EXTRACTED DATA:
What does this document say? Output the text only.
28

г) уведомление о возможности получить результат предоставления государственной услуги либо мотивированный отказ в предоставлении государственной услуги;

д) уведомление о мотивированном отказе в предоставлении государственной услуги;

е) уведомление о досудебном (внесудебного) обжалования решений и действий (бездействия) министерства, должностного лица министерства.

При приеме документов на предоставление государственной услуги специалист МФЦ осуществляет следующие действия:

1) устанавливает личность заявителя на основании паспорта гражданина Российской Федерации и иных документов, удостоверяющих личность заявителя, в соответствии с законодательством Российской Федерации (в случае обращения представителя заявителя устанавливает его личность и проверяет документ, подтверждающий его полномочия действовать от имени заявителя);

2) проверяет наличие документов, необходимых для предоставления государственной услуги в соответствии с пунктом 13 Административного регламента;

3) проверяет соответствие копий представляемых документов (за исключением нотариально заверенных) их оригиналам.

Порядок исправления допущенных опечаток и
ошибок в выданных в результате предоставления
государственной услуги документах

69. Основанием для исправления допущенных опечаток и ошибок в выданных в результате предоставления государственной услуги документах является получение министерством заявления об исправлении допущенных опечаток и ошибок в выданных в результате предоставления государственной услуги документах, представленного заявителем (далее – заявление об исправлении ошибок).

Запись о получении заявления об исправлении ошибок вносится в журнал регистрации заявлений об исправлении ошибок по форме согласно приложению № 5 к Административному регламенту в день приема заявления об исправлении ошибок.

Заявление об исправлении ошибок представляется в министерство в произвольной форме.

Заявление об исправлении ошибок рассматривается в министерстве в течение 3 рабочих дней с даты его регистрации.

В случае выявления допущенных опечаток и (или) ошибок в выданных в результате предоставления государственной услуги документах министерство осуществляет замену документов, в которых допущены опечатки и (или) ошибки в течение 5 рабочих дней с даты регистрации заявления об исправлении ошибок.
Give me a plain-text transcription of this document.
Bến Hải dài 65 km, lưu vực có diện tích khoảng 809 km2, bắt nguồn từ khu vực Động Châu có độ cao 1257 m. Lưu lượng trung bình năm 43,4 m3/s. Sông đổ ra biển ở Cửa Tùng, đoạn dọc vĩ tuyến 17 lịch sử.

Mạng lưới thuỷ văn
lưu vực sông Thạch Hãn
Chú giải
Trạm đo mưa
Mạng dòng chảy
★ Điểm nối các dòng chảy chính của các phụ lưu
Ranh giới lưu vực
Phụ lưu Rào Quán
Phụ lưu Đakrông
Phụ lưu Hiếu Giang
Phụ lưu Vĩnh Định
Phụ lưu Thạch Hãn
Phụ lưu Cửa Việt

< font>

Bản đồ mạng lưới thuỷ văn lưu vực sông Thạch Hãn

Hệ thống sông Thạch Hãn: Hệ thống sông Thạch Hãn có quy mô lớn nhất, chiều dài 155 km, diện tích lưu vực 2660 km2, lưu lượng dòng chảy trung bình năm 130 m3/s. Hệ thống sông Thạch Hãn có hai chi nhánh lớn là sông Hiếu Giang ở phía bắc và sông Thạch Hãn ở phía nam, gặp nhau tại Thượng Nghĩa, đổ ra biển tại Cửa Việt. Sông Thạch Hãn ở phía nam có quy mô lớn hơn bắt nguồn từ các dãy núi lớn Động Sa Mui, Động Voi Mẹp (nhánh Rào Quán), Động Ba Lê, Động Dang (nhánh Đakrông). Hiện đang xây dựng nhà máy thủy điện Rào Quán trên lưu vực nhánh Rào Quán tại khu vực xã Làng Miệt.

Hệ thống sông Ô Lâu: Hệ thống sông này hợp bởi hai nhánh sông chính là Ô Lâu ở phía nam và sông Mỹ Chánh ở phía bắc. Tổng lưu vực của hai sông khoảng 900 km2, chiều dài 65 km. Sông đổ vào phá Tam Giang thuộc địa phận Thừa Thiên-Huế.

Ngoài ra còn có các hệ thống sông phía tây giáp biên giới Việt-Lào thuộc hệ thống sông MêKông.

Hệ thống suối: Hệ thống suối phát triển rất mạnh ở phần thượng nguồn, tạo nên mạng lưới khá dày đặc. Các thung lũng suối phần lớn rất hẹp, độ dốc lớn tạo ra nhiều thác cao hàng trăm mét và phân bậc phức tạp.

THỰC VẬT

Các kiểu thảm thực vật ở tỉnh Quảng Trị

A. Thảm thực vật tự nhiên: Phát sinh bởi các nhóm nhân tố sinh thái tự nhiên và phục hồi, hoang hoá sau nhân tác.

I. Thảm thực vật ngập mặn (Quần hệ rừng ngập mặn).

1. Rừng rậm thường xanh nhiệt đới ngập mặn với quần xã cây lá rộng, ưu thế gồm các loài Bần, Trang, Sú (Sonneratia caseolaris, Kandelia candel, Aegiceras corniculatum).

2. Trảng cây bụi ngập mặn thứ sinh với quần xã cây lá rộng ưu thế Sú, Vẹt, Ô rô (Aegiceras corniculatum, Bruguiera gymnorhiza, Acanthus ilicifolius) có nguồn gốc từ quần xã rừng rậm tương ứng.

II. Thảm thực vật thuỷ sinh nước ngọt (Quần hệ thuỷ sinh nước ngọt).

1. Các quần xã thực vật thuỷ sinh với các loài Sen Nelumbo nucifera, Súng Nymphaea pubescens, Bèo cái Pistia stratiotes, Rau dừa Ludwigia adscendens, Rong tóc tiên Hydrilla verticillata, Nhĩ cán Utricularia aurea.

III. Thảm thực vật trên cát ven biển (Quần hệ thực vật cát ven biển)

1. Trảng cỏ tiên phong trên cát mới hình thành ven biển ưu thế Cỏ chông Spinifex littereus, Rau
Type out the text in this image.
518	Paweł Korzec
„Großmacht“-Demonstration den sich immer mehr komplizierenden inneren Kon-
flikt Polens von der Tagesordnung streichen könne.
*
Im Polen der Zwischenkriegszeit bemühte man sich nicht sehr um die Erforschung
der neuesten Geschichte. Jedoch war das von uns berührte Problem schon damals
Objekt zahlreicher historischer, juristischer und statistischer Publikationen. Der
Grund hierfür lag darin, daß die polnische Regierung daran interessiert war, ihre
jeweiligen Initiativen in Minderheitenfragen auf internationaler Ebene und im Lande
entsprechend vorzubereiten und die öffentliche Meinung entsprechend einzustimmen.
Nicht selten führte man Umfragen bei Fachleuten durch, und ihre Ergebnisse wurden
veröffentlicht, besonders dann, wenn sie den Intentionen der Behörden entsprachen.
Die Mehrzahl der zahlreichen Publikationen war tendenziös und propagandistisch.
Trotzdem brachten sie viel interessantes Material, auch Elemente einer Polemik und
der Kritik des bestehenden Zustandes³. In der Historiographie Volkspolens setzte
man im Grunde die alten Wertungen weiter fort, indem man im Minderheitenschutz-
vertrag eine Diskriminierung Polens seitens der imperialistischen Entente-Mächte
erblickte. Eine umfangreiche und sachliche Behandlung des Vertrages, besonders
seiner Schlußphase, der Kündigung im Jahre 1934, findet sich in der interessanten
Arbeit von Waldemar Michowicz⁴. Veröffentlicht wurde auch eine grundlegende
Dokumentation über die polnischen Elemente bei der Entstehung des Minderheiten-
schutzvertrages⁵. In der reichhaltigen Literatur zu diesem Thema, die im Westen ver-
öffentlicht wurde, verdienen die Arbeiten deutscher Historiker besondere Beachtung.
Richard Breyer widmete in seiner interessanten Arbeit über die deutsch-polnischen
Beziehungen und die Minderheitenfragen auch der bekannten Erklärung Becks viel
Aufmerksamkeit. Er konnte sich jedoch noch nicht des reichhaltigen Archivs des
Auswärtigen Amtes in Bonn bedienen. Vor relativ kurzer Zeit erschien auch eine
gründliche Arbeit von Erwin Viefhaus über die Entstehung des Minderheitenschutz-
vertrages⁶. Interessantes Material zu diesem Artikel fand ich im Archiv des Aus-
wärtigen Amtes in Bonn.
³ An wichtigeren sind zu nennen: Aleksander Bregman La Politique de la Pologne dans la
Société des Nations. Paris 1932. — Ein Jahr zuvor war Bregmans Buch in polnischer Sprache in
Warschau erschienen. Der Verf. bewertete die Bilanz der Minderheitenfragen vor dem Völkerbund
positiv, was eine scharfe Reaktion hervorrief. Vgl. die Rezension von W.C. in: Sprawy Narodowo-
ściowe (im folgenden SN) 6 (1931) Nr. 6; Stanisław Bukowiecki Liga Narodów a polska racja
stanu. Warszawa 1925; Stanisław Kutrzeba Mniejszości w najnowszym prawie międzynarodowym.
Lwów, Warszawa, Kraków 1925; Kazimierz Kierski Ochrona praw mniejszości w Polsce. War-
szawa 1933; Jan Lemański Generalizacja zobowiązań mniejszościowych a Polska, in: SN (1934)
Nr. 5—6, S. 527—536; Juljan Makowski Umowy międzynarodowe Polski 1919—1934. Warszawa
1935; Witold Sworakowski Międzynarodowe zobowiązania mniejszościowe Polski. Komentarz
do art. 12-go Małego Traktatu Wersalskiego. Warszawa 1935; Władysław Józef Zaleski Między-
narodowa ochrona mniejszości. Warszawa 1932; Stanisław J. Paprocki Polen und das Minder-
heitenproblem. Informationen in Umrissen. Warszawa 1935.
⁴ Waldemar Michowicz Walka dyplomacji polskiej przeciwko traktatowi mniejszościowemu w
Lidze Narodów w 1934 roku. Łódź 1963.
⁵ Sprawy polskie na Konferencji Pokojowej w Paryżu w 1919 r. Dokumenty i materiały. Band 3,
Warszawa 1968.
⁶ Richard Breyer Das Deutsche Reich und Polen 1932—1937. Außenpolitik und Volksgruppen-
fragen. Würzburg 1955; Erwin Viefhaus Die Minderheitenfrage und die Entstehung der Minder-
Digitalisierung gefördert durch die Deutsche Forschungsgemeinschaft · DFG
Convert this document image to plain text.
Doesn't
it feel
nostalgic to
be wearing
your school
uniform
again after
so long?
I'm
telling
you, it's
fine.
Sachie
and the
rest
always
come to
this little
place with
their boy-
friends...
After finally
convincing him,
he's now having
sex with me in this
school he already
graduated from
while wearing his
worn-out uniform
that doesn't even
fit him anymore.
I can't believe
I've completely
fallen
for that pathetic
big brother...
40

PROBLEM DETAILS: Among the lines of the data, identify those with the word "reichhaltigen". Copy each of them.

RESULT FOR THIS TASK:
schutzvertrages⁵. In der reichhaltigen Literatur zu diesem Thema, die im Westen ver-
Aufmerksamkeit. Er konnte sich jedoch noch nicht des reichhaltigen Archivs des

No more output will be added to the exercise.